Dataset records on visual material

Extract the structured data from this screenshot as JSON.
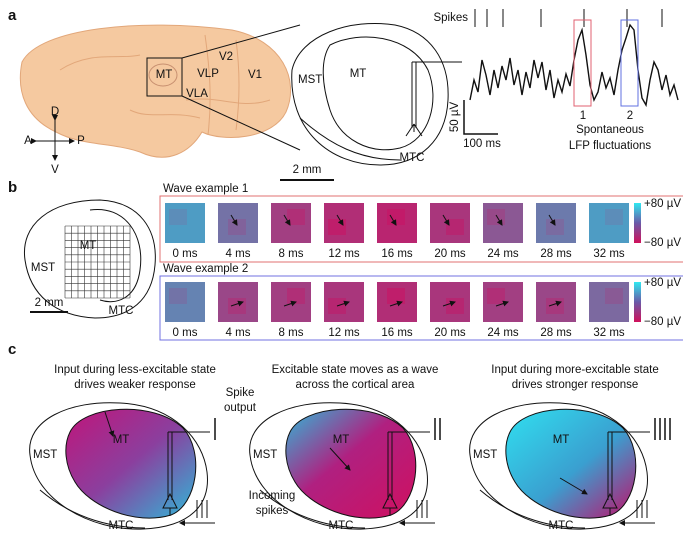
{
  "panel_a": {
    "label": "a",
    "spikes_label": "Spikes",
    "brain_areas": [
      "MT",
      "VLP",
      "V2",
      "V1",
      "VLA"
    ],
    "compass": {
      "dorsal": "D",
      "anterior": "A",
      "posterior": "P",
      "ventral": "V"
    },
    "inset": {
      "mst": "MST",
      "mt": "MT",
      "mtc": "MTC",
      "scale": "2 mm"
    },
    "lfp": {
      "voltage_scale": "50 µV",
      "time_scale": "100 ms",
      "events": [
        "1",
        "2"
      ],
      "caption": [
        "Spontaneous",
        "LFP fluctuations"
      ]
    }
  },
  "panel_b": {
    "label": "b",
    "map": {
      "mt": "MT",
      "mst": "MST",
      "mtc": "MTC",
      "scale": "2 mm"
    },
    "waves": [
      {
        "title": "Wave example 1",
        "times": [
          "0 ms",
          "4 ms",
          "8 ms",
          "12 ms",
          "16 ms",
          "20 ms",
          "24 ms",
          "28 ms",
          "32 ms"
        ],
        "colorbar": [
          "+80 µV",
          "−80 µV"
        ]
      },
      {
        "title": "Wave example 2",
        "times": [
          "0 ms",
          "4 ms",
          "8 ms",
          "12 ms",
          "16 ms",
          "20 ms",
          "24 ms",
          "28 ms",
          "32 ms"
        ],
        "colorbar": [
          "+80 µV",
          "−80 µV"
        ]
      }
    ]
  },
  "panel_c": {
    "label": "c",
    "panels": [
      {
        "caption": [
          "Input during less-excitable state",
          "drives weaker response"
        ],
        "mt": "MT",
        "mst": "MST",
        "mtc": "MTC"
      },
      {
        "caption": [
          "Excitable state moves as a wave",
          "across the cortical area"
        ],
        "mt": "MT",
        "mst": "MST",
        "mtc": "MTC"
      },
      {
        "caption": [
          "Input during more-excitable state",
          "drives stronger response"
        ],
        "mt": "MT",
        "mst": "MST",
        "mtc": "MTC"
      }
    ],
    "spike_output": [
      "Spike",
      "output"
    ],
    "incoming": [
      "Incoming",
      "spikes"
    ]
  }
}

*Stated goal*
Each line that has the word "during" should be copied.

*Solution to this task*
          "Input during less-excitable state",
          "Input during more-excitable state",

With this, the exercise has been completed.